**THE INPUT**.
**********

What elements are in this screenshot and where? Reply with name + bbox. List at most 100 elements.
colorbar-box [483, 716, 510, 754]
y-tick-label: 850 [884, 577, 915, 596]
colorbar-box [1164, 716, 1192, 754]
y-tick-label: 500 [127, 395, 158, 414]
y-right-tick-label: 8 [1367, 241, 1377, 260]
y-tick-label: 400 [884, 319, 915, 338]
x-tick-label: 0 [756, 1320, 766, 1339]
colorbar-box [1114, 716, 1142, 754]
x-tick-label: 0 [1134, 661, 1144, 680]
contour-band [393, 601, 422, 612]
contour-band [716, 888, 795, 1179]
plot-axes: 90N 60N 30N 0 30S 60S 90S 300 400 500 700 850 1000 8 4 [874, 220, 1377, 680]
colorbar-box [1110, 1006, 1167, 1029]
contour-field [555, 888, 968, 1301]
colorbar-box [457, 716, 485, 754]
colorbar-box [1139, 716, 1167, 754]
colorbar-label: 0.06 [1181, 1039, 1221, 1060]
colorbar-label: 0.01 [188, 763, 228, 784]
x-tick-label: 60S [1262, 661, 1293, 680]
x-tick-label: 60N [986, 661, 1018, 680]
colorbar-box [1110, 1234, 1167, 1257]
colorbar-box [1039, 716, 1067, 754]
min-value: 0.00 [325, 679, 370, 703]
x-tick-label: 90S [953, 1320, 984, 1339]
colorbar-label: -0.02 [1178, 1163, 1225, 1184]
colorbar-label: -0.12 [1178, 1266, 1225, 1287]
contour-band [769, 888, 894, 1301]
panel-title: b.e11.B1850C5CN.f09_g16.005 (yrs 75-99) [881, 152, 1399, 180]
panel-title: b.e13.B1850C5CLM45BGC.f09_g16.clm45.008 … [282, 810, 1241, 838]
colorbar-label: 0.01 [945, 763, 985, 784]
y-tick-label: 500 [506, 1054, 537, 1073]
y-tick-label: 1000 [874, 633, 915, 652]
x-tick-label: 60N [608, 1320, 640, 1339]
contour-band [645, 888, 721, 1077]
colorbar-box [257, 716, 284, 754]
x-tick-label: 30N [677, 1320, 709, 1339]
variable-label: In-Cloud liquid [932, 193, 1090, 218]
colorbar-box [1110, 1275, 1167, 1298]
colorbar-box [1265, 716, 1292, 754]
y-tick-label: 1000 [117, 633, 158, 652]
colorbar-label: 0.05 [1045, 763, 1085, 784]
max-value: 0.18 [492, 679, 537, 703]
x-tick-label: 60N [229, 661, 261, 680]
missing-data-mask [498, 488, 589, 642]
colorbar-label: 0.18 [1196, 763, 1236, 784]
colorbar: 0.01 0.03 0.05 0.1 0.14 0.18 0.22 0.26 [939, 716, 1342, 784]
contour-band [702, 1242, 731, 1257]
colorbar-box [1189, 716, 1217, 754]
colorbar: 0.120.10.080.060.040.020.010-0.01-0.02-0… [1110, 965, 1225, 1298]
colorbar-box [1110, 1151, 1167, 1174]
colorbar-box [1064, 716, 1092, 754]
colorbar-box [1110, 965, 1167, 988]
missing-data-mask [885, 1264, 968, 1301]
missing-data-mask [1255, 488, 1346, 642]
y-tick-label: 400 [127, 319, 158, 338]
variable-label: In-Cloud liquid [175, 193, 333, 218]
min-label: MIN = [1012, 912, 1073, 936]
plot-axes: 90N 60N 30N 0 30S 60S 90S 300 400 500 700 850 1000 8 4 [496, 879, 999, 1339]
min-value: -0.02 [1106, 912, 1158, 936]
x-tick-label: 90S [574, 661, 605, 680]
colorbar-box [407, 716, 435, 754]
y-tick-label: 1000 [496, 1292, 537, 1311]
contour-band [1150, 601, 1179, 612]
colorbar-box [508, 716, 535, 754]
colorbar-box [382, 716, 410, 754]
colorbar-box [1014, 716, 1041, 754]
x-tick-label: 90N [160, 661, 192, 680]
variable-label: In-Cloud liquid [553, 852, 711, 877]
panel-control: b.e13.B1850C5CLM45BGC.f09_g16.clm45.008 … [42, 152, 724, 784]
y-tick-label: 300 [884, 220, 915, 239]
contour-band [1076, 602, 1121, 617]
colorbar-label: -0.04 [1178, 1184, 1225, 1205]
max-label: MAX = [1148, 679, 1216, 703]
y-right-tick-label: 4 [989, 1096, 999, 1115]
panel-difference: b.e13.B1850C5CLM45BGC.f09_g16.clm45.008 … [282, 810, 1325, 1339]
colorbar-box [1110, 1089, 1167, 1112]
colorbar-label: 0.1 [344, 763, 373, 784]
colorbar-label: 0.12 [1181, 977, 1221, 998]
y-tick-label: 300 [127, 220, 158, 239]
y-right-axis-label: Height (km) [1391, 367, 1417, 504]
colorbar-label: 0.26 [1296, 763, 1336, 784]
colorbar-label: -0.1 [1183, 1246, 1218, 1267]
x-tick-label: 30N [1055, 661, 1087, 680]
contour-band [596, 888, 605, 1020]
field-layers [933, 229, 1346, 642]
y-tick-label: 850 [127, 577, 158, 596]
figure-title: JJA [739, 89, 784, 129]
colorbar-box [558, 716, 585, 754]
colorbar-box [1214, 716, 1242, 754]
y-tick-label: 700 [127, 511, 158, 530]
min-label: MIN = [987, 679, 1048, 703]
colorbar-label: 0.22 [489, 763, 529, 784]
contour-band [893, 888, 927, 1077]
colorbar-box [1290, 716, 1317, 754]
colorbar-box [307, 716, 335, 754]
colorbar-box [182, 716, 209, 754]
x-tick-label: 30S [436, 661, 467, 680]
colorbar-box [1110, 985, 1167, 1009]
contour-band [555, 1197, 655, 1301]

**********

**WHAT YOU WILL DO**.
Return every row above verbatim, without altering any character.

**RESULT FOR THIS TASK**.
What elements are in this screenshot and where? Reply with name + bbox. List at most 100 elements.
colorbar-box [483, 716, 510, 754]
y-tick-label: 850 [884, 577, 915, 596]
colorbar-box [1164, 716, 1192, 754]
y-tick-label: 500 [127, 395, 158, 414]
y-right-tick-label: 8 [1367, 241, 1377, 260]
y-tick-label: 400 [884, 319, 915, 338]
x-tick-label: 0 [756, 1320, 766, 1339]
colorbar-box [1114, 716, 1142, 754]
x-tick-label: 0 [1134, 661, 1144, 680]
contour-band [393, 601, 422, 612]
contour-band [716, 888, 795, 1179]
plot-axes: 90N 60N 30N 0 30S 60S 90S 300 400 500 700 850 1000 8 4 [874, 220, 1377, 680]
colorbar-box [1110, 1006, 1167, 1029]
contour-field [555, 888, 968, 1301]
colorbar-box [457, 716, 485, 754]
colorbar-box [1139, 716, 1167, 754]
colorbar-label: 0.06 [1181, 1039, 1221, 1060]
colorbar-label: 0.01 [188, 763, 228, 784]
x-tick-label: 60S [1262, 661, 1293, 680]
x-tick-label: 60N [986, 661, 1018, 680]
colorbar-box [1110, 1234, 1167, 1257]
colorbar-box [1039, 716, 1067, 754]
min-value: 0.00 [325, 679, 370, 703]
x-tick-label: 90S [953, 1320, 984, 1339]
colorbar-label: -0.02 [1178, 1163, 1225, 1184]
colorbar-label: -0.12 [1178, 1266, 1225, 1287]
contour-band [769, 888, 894, 1301]
panel-title: b.e11.B1850C5CN.f09_g16.005 (yrs 75-99) [881, 152, 1399, 180]
panel-title: b.e13.B1850C5CLM45BGC.f09_g16.clm45.008 … [282, 810, 1241, 838]
colorbar-label: 0.01 [945, 763, 985, 784]
y-tick-label: 500 [506, 1054, 537, 1073]
y-tick-label: 1000 [874, 633, 915, 652]
x-tick-label: 60N [608, 1320, 640, 1339]
contour-band [645, 888, 721, 1077]
colorbar-box [257, 716, 284, 754]
x-tick-label: 30N [677, 1320, 709, 1339]
variable-label: In-Cloud liquid [932, 193, 1090, 218]
colorbar-box [1110, 1275, 1167, 1298]
colorbar-box [1265, 716, 1292, 754]
y-tick-label: 1000 [117, 633, 158, 652]
colorbar-label: 0.05 [1045, 763, 1085, 784]
max-value: 0.18 [492, 679, 537, 703]
x-tick-label: 60N [229, 661, 261, 680]
missing-data-mask [498, 488, 589, 642]
colorbar-label: 0.18 [1196, 763, 1236, 784]
colorbar: 0.01 0.03 0.05 0.1 0.14 0.18 0.22 0.26 [939, 716, 1342, 784]
contour-band [702, 1242, 731, 1257]
colorbar-box [1189, 716, 1217, 754]
colorbar: 0.120.10.080.060.040.020.010-0.01-0.02-0… [1110, 965, 1225, 1298]
colorbar-box [1110, 1151, 1167, 1174]
colorbar-box [1064, 716, 1092, 754]
colorbar-box [1110, 965, 1167, 988]
missing-data-mask [885, 1264, 968, 1301]
missing-data-mask [1255, 488, 1346, 642]
y-tick-label: 400 [127, 319, 158, 338]
variable-label: In-Cloud liquid [175, 193, 333, 218]
min-label: MIN = [1012, 912, 1073, 936]
plot-axes: 90N 60N 30N 0 30S 60S 90S 300 400 500 700 850 1000 8 4 [496, 879, 999, 1339]
min-value: -0.02 [1106, 912, 1158, 936]
x-tick-label: 90S [574, 661, 605, 680]
colorbar-box [407, 716, 435, 754]
y-tick-label: 1000 [496, 1292, 537, 1311]
contour-band [1150, 601, 1179, 612]
colorbar-box [508, 716, 535, 754]
colorbar-box [382, 716, 410, 754]
colorbar-box [1014, 716, 1041, 754]
x-tick-label: 90N [160, 661, 192, 680]
variable-label: In-Cloud liquid [553, 852, 711, 877]
panel-control: b.e13.B1850C5CLM45BGC.f09_g16.clm45.008 … [42, 152, 724, 784]
y-tick-label: 300 [884, 220, 915, 239]
contour-band [1076, 602, 1121, 617]
colorbar-label: -0.04 [1178, 1184, 1225, 1205]
max-label: MAX = [1148, 679, 1216, 703]
y-right-tick-label: 4 [989, 1096, 999, 1115]
panel-difference: b.e13.B1850C5CLM45BGC.f09_g16.clm45.008 … [282, 810, 1325, 1339]
colorbar-box [1110, 1089, 1167, 1112]
colorbar-label: 0.1 [344, 763, 373, 784]
colorbar-label: 0.12 [1181, 977, 1221, 998]
y-tick-label: 300 [127, 220, 158, 239]
y-right-axis-label: Height (km) [1391, 367, 1417, 504]
colorbar-label: 0.26 [1296, 763, 1336, 784]
colorbar-label: -0.1 [1183, 1246, 1218, 1267]
x-tick-label: 30N [1055, 661, 1087, 680]
contour-band [596, 888, 605, 1020]
field-layers [933, 229, 1346, 642]
y-tick-label: 850 [127, 577, 158, 596]
figure-title: JJA [739, 89, 784, 129]
colorbar-box [558, 716, 585, 754]
colorbar-box [1214, 716, 1242, 754]
y-tick-label: 700 [127, 511, 158, 530]
min-label: MIN = [987, 679, 1048, 703]
colorbar-label: 0.22 [489, 763, 529, 784]
contour-band [893, 888, 927, 1077]
colorbar-box [1290, 716, 1317, 754]
colorbar-box [307, 716, 335, 754]
colorbar-box [182, 716, 209, 754]
x-tick-label: 30S [436, 661, 467, 680]
colorbar-box [1110, 985, 1167, 1009]
contour-band [555, 1197, 655, 1301]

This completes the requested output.